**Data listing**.

- - - - - - -

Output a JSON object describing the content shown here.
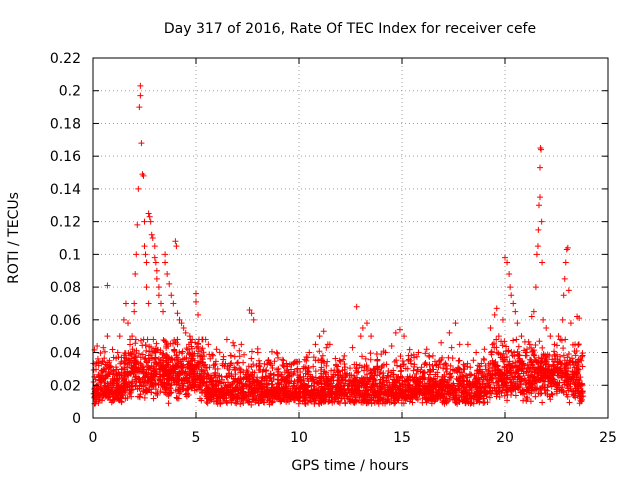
{
  "chart_data": {
    "type": "scatter",
    "title": "Day 317 of 2016, Rate Of TEC Index for receiver cefe",
    "xlabel": "GPS time / hours",
    "ylabel": "ROTI / TECUs",
    "xlim": [
      0,
      25
    ],
    "ylim": [
      0,
      0.22
    ],
    "xticks": [
      0,
      5,
      10,
      15,
      20,
      25
    ],
    "yticks": [
      0,
      0.02,
      0.04,
      0.06,
      0.08,
      0.1,
      0.12,
      0.14,
      0.16,
      0.18,
      0.2,
      0.22
    ],
    "grid": true,
    "marker": "+",
    "color": "#ff0000",
    "series": [
      {
        "name": "ROTI",
        "points": [
          [
            0.1,
            0.033
          ],
          [
            0.2,
            0.044
          ],
          [
            0.4,
            0.025
          ],
          [
            0.5,
            0.043
          ],
          [
            0.6,
            0.02
          ],
          [
            0.7,
            0.081
          ],
          [
            0.7,
            0.05
          ],
          [
            0.8,
            0.035
          ],
          [
            1.0,
            0.037
          ],
          [
            1.2,
            0.04
          ],
          [
            1.3,
            0.05
          ],
          [
            1.5,
            0.06
          ],
          [
            1.6,
            0.07
          ],
          [
            1.7,
            0.058
          ],
          [
            1.8,
            0.048
          ],
          [
            1.9,
            0.05
          ],
          [
            2.0,
            0.065
          ],
          [
            2.0,
            0.07
          ],
          [
            2.05,
            0.088
          ],
          [
            2.1,
            0.1
          ],
          [
            2.15,
            0.118
          ],
          [
            2.2,
            0.14
          ],
          [
            2.25,
            0.19
          ],
          [
            2.3,
            0.203
          ],
          [
            2.3,
            0.197
          ],
          [
            2.35,
            0.168
          ],
          [
            2.4,
            0.149
          ],
          [
            2.45,
            0.148
          ],
          [
            2.5,
            0.12
          ],
          [
            2.5,
            0.105
          ],
          [
            2.55,
            0.1
          ],
          [
            2.6,
            0.095
          ],
          [
            2.6,
            0.08
          ],
          [
            2.7,
            0.07
          ],
          [
            2.7,
            0.125
          ],
          [
            2.75,
            0.123
          ],
          [
            2.8,
            0.12
          ],
          [
            2.85,
            0.112
          ],
          [
            2.9,
            0.11
          ],
          [
            3.0,
            0.105
          ],
          [
            3.0,
            0.098
          ],
          [
            3.05,
            0.095
          ],
          [
            3.1,
            0.09
          ],
          [
            3.1,
            0.085
          ],
          [
            3.2,
            0.08
          ],
          [
            3.2,
            0.075
          ],
          [
            3.3,
            0.07
          ],
          [
            3.4,
            0.065
          ],
          [
            3.5,
            0.1
          ],
          [
            3.5,
            0.095
          ],
          [
            3.6,
            0.088
          ],
          [
            3.7,
            0.082
          ],
          [
            3.8,
            0.075
          ],
          [
            3.9,
            0.07
          ],
          [
            4.0,
            0.108
          ],
          [
            4.05,
            0.105
          ],
          [
            4.1,
            0.064
          ],
          [
            4.2,
            0.06
          ],
          [
            4.3,
            0.058
          ],
          [
            4.4,
            0.055
          ],
          [
            4.5,
            0.052
          ],
          [
            4.7,
            0.05
          ],
          [
            5.0,
            0.076
          ],
          [
            5.0,
            0.071
          ],
          [
            5.1,
            0.063
          ],
          [
            5.3,
            0.048
          ],
          [
            5.6,
            0.045
          ],
          [
            6.0,
            0.042
          ],
          [
            6.5,
            0.048
          ],
          [
            6.8,
            0.046
          ],
          [
            7.2,
            0.045
          ],
          [
            7.6,
            0.066
          ],
          [
            7.7,
            0.064
          ],
          [
            7.8,
            0.06
          ],
          [
            8.0,
            0.04
          ],
          [
            8.5,
            0.035
          ],
          [
            9.0,
            0.03
          ],
          [
            9.5,
            0.028
          ],
          [
            10.0,
            0.025
          ],
          [
            10.5,
            0.04
          ],
          [
            10.8,
            0.045
          ],
          [
            11.0,
            0.05
          ],
          [
            11.2,
            0.053
          ],
          [
            11.4,
            0.045
          ],
          [
            11.8,
            0.032
          ],
          [
            12.2,
            0.038
          ],
          [
            12.6,
            0.043
          ],
          [
            12.8,
            0.068
          ],
          [
            13.0,
            0.05
          ],
          [
            13.1,
            0.055
          ],
          [
            13.3,
            0.058
          ],
          [
            13.5,
            0.05
          ],
          [
            13.8,
            0.035
          ],
          [
            14.2,
            0.04
          ],
          [
            14.5,
            0.044
          ],
          [
            14.7,
            0.052
          ],
          [
            14.9,
            0.054
          ],
          [
            15.1,
            0.05
          ],
          [
            15.3,
            0.035
          ],
          [
            15.8,
            0.04
          ],
          [
            16.2,
            0.042
          ],
          [
            16.5,
            0.038
          ],
          [
            16.9,
            0.046
          ],
          [
            17.3,
            0.052
          ],
          [
            17.6,
            0.058
          ],
          [
            17.8,
            0.045
          ],
          [
            18.2,
            0.045
          ],
          [
            18.6,
            0.04
          ],
          [
            19.0,
            0.042
          ],
          [
            19.3,
            0.055
          ],
          [
            19.5,
            0.063
          ],
          [
            19.6,
            0.067
          ],
          [
            19.7,
            0.05
          ],
          [
            19.9,
            0.06
          ],
          [
            20.0,
            0.098
          ],
          [
            20.1,
            0.095
          ],
          [
            20.2,
            0.088
          ],
          [
            20.25,
            0.08
          ],
          [
            20.3,
            0.075
          ],
          [
            20.4,
            0.07
          ],
          [
            20.5,
            0.065
          ],
          [
            20.6,
            0.058
          ],
          [
            20.8,
            0.05
          ],
          [
            21.0,
            0.04
          ],
          [
            21.2,
            0.045
          ],
          [
            21.3,
            0.062
          ],
          [
            21.4,
            0.065
          ],
          [
            21.5,
            0.08
          ],
          [
            21.55,
            0.1
          ],
          [
            21.6,
            0.105
          ],
          [
            21.62,
            0.115
          ],
          [
            21.65,
            0.13
          ],
          [
            21.7,
            0.135
          ],
          [
            21.7,
            0.153
          ],
          [
            21.72,
            0.165
          ],
          [
            21.75,
            0.164
          ],
          [
            21.78,
            0.12
          ],
          [
            21.8,
            0.095
          ],
          [
            21.85,
            0.06
          ],
          [
            22.0,
            0.055
          ],
          [
            22.2,
            0.05
          ],
          [
            22.4,
            0.045
          ],
          [
            22.6,
            0.05
          ],
          [
            22.8,
            0.06
          ],
          [
            22.85,
            0.075
          ],
          [
            22.9,
            0.085
          ],
          [
            22.95,
            0.095
          ],
          [
            23.0,
            0.103
          ],
          [
            23.05,
            0.104
          ],
          [
            23.1,
            0.078
          ],
          [
            23.2,
            0.058
          ],
          [
            23.4,
            0.045
          ],
          [
            23.5,
            0.062
          ],
          [
            23.6,
            0.061
          ],
          [
            23.7,
            0.035
          ]
        ]
      }
    ]
  }
}
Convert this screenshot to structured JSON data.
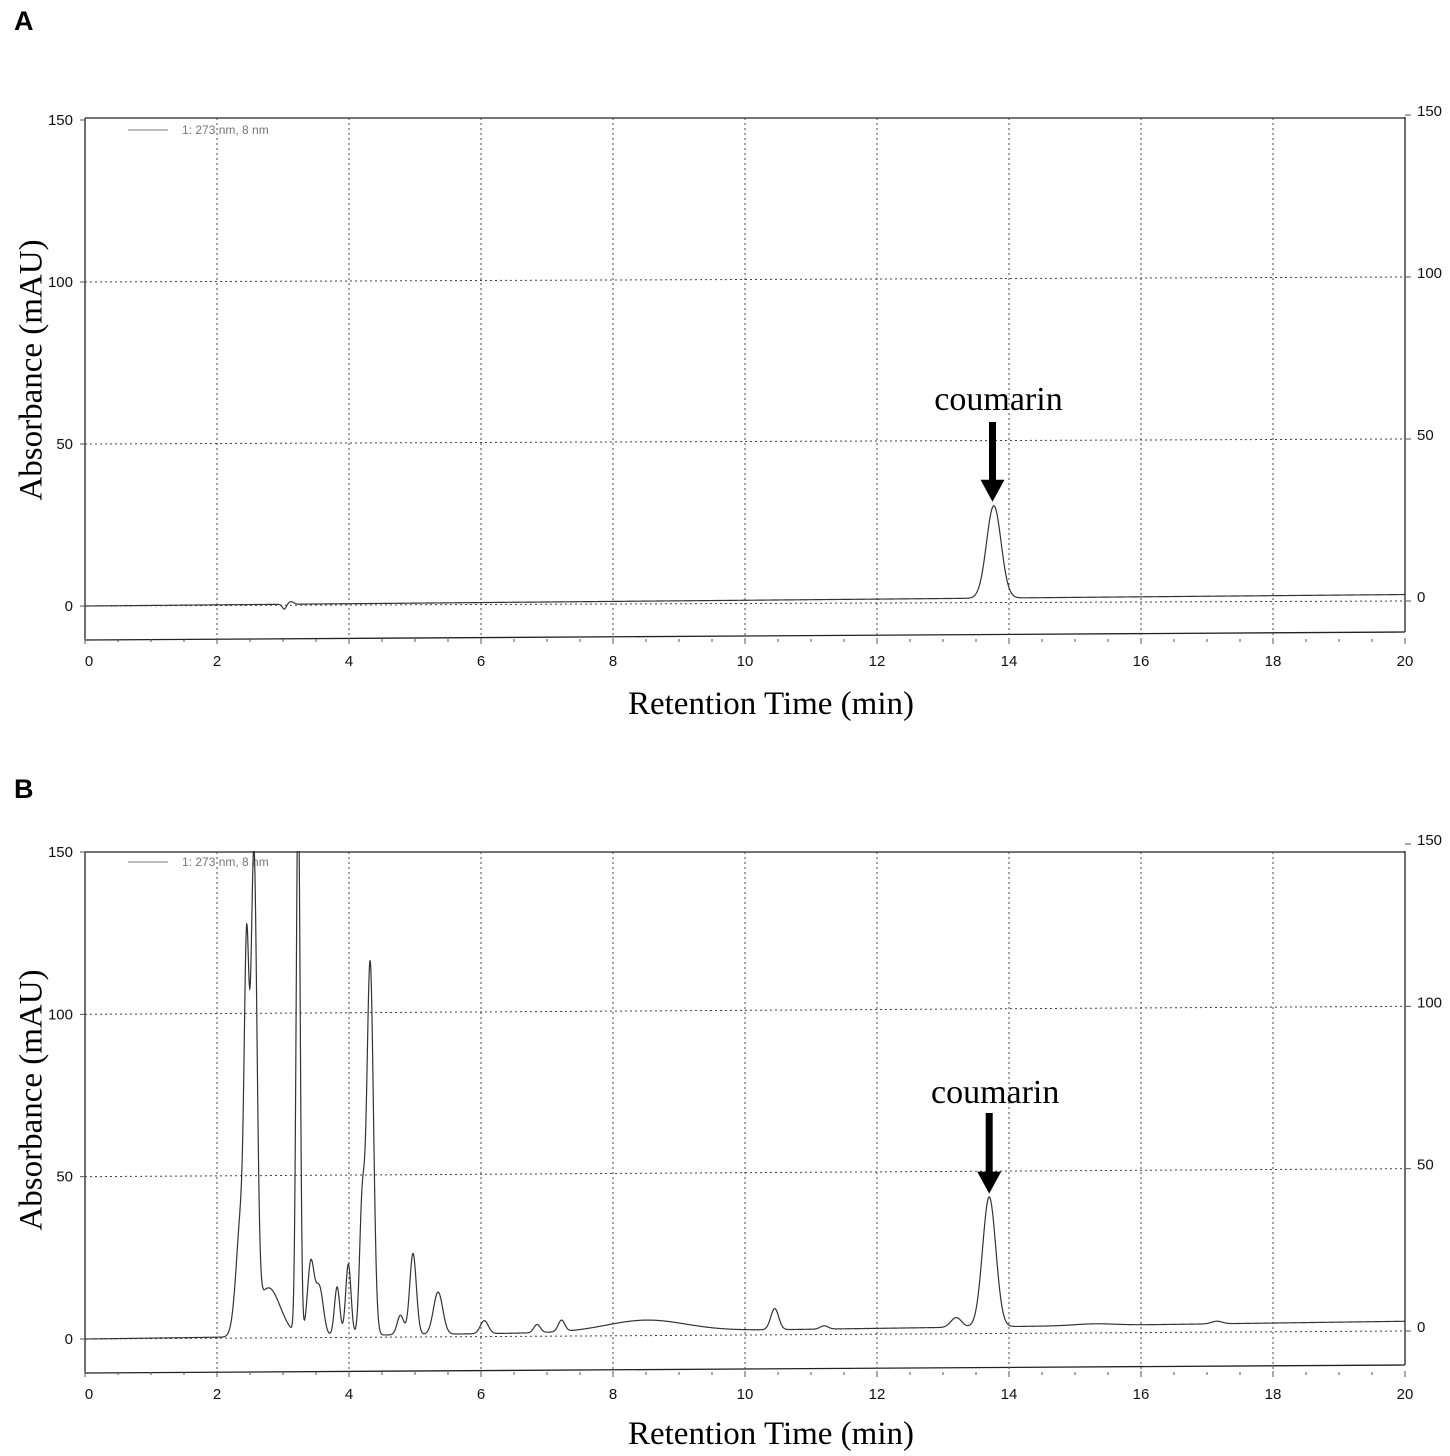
{
  "chart_data": [
    {
      "type": "line",
      "panel_label": "A",
      "title": "",
      "xlabel": "Retention Time (min)",
      "ylabel": "Absorbance (mAU)",
      "xlim": [
        0,
        20
      ],
      "ylim": [
        -10,
        150
      ],
      "x_ticks": [
        0,
        2,
        4,
        6,
        8,
        10,
        12,
        14,
        16,
        18,
        20
      ],
      "y_ticks": [
        0,
        50,
        100,
        150
      ],
      "right_y_ticks": [
        0,
        50,
        100,
        150
      ],
      "grid": true,
      "legend": {
        "position": "top-left",
        "text": "1: 273 nm, 8 nm"
      },
      "annotation": {
        "text": "coumarin",
        "x": 13.75
      },
      "baseline": {
        "x": [
          0,
          20
        ],
        "y": [
          0,
          2
        ]
      },
      "peaks": [
        {
          "rt": 3.02,
          "height": -1.5,
          "width": 0.03
        },
        {
          "rt": 3.12,
          "height": 0.8,
          "width": 0.04
        },
        {
          "rt": 13.77,
          "height": 28.5,
          "width": 0.11
        }
      ]
    },
    {
      "type": "line",
      "panel_label": "B",
      "title": "",
      "xlabel": "Retention Time (min)",
      "ylabel": "Absorbance (mAU)",
      "xlim": [
        0,
        20
      ],
      "ylim": [
        -10,
        150
      ],
      "x_ticks": [
        0,
        2,
        4,
        6,
        8,
        10,
        12,
        14,
        16,
        18,
        20
      ],
      "y_ticks": [
        0,
        50,
        100,
        150
      ],
      "right_y_ticks": [
        0,
        50,
        100,
        150
      ],
      "grid": true,
      "legend": {
        "position": "top-left",
        "text": "1: 273 nm, 8 nm"
      },
      "annotation": {
        "text": "coumarin",
        "x": 13.7
      },
      "baseline": {
        "x": [
          0,
          20
        ],
        "y": [
          0,
          3
        ]
      },
      "peaks": [
        {
          "rt": 2.38,
          "height": 40,
          "width": 0.08
        },
        {
          "rt": 2.45,
          "height": 90,
          "width": 0.035
        },
        {
          "rt": 2.56,
          "height": 140,
          "width": 0.045
        },
        {
          "rt": 2.78,
          "height": 15,
          "width": 0.18
        },
        {
          "rt": 3.23,
          "height": 170,
          "width": 0.03
        },
        {
          "rt": 3.42,
          "height": 22,
          "width": 0.05
        },
        {
          "rt": 3.55,
          "height": 15,
          "width": 0.06
        },
        {
          "rt": 3.82,
          "height": 15,
          "width": 0.04
        },
        {
          "rt": 3.99,
          "height": 22,
          "width": 0.04
        },
        {
          "rt": 4.2,
          "height": 40,
          "width": 0.04
        },
        {
          "rt": 4.32,
          "height": 115,
          "width": 0.05
        },
        {
          "rt": 4.78,
          "height": 6,
          "width": 0.05
        },
        {
          "rt": 4.97,
          "height": 25,
          "width": 0.05
        },
        {
          "rt": 5.35,
          "height": 13,
          "width": 0.07
        },
        {
          "rt": 6.05,
          "height": 4,
          "width": 0.06
        },
        {
          "rt": 6.85,
          "height": 2.5,
          "width": 0.05
        },
        {
          "rt": 7.22,
          "height": 3.5,
          "width": 0.05
        },
        {
          "rt": 8.5,
          "height": 3.5,
          "width": 0.6
        },
        {
          "rt": 10.45,
          "height": 6.5,
          "width": 0.06
        },
        {
          "rt": 11.2,
          "height": 1,
          "width": 0.06
        },
        {
          "rt": 13.2,
          "height": 3,
          "width": 0.08
        },
        {
          "rt": 13.7,
          "height": 40,
          "width": 0.1
        },
        {
          "rt": 15.3,
          "height": 0.5,
          "width": 0.3
        },
        {
          "rt": 17.15,
          "height": 0.8,
          "width": 0.08
        }
      ]
    }
  ]
}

- - - - - - -

**Stated problem**.
Establish how many lines of the records contain the string "JSON" and state that number without elaboration.

**Response to the task**.
2